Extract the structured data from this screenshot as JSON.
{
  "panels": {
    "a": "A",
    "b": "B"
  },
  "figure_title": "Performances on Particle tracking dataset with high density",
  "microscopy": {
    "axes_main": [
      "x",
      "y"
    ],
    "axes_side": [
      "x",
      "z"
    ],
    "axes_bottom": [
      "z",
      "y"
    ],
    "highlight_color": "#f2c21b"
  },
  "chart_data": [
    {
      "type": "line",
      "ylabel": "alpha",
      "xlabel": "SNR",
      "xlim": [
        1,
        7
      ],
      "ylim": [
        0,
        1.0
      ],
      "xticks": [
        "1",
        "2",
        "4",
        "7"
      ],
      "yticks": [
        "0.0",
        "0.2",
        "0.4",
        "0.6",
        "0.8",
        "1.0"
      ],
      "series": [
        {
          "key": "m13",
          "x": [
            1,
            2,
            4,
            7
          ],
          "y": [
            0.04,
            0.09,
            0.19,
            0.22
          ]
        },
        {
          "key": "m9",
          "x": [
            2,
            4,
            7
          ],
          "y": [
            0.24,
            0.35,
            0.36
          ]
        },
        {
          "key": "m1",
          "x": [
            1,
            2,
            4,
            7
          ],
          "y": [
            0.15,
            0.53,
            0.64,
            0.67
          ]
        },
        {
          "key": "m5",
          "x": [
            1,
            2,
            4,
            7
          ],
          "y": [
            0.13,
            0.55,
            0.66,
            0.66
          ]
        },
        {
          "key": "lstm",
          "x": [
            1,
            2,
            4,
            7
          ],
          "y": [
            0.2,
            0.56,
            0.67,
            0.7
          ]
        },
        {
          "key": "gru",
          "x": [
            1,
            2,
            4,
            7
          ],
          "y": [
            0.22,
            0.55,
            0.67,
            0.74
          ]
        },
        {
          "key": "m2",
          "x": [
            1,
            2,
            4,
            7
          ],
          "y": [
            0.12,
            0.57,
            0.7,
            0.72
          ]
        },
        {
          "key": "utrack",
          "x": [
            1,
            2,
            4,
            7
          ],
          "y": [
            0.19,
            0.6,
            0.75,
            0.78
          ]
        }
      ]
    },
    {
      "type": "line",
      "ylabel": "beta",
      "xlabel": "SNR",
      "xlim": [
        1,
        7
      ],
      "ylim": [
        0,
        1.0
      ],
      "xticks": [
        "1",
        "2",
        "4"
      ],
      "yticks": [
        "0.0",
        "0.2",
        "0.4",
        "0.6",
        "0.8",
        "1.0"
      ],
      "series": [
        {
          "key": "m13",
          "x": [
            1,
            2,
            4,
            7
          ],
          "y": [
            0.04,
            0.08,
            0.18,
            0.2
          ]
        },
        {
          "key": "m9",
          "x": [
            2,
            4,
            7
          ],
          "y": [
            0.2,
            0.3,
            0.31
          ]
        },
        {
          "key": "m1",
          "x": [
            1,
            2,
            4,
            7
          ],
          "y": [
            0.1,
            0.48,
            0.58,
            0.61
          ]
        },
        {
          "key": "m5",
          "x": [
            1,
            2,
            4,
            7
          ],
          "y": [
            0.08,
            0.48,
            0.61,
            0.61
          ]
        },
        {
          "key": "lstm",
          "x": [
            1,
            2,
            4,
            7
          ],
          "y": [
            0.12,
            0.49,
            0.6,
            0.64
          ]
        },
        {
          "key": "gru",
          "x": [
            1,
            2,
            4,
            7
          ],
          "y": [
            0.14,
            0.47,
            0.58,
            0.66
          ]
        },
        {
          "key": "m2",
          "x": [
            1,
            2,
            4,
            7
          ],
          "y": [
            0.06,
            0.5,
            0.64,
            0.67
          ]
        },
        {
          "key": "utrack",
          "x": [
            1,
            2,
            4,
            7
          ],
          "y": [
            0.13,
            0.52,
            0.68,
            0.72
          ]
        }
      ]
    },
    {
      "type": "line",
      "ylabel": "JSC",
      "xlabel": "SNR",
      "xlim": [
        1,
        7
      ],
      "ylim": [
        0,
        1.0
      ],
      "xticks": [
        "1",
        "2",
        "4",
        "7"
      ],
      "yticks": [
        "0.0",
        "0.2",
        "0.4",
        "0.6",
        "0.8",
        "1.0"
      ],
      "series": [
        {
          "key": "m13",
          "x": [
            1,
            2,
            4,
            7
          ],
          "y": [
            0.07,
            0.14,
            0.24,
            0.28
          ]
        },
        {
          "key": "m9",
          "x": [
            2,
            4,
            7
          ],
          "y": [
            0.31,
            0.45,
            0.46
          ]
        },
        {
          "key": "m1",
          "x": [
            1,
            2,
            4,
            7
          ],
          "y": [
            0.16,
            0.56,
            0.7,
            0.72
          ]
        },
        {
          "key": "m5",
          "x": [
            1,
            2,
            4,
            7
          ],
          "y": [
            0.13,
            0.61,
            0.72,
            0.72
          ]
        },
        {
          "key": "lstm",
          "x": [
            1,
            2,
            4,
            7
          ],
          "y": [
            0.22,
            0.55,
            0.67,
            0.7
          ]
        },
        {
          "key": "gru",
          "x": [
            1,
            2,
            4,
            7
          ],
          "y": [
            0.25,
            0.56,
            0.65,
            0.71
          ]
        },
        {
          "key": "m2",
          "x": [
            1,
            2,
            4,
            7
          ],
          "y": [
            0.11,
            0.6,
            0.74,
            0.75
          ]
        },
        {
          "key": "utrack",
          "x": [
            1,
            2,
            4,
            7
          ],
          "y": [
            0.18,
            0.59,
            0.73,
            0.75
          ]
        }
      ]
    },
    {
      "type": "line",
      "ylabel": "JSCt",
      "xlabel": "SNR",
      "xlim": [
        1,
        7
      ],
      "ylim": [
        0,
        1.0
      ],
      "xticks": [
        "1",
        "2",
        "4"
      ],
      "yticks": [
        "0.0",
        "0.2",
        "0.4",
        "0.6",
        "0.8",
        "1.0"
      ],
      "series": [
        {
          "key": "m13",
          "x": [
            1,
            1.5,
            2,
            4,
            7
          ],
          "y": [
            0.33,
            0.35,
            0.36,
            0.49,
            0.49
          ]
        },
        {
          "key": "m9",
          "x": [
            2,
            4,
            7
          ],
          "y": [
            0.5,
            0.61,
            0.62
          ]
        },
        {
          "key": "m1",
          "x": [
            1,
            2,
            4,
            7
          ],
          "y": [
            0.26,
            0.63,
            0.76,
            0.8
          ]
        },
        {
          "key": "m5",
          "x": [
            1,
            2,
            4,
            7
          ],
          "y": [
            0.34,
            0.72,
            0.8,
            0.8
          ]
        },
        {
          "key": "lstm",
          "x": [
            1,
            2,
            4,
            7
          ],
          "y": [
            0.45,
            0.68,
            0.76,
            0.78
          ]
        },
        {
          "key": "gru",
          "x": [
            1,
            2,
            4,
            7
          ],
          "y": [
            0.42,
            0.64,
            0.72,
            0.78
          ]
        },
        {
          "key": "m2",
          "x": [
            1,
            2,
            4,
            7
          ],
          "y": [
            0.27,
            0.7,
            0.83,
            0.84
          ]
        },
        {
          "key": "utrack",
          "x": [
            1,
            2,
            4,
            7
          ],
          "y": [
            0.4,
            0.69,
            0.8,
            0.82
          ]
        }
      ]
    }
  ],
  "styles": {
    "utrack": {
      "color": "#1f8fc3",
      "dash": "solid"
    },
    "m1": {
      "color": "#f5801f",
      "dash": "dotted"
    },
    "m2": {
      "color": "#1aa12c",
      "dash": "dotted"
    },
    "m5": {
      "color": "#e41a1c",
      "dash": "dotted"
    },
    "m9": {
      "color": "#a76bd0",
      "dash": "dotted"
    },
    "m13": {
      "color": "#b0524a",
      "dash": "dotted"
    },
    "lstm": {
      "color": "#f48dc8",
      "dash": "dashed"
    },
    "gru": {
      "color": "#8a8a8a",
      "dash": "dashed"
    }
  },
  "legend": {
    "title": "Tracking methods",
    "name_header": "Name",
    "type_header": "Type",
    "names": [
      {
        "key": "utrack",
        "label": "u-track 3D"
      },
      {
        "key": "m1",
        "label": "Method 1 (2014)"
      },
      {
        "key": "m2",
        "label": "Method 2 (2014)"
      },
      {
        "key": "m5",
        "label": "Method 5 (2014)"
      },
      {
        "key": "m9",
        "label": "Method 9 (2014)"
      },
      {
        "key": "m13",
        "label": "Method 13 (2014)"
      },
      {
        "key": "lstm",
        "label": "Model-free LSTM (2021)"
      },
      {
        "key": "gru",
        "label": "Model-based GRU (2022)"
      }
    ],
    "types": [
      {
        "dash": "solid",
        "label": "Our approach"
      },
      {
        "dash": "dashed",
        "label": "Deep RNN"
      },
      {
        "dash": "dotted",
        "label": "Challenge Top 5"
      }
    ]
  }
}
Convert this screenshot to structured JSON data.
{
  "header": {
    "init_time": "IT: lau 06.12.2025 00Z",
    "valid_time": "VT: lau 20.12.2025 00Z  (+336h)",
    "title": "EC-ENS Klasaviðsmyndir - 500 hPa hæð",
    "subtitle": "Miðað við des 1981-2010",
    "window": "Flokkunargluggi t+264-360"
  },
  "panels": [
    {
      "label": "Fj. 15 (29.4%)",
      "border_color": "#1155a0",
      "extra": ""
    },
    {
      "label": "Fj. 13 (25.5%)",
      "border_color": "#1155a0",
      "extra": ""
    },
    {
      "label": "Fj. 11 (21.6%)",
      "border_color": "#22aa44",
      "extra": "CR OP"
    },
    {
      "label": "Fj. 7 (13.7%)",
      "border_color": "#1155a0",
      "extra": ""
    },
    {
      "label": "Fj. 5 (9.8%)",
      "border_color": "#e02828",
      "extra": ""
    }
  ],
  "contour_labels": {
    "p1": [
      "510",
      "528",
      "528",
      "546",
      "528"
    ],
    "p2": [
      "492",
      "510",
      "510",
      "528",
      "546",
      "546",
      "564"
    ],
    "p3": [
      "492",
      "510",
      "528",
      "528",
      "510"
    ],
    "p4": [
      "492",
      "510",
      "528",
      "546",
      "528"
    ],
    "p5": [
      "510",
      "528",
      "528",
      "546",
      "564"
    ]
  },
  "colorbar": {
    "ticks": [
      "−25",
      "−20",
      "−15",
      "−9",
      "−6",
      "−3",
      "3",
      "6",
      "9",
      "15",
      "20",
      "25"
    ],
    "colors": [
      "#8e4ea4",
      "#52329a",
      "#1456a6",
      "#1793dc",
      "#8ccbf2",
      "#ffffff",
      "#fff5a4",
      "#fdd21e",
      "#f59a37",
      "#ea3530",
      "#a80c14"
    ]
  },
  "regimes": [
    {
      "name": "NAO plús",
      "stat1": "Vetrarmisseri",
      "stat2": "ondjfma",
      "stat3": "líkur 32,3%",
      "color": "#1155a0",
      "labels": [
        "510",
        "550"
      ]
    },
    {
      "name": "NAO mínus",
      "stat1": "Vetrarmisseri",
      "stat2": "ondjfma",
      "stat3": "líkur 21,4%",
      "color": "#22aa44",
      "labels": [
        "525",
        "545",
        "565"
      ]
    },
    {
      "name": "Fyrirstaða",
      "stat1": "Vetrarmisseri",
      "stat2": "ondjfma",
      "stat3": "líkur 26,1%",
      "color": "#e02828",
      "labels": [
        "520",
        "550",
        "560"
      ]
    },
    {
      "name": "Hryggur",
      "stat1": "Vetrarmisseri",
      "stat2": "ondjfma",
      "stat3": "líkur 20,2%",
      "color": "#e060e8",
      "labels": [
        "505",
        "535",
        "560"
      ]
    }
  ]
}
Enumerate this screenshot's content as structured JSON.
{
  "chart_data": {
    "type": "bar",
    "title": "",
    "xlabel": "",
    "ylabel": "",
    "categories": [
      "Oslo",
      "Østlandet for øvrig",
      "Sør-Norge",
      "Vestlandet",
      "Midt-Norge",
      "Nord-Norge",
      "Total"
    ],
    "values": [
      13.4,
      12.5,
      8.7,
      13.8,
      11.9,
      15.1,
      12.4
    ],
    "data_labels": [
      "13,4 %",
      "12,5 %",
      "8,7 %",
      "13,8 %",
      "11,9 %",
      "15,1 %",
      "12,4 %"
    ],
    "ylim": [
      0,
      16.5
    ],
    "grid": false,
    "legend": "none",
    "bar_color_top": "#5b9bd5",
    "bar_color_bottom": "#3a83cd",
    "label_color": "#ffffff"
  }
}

■ THE REQUEST
Extract, from the listing above, every line where the string "líkur" occurs.

■ OUTPUT OF THE EXERCISE
      "stat3": "líkur 32,3%",
      "stat3": "líkur 21,4%",
      "stat3": "líkur 26,1%",
      "stat3": "líkur 20,2%",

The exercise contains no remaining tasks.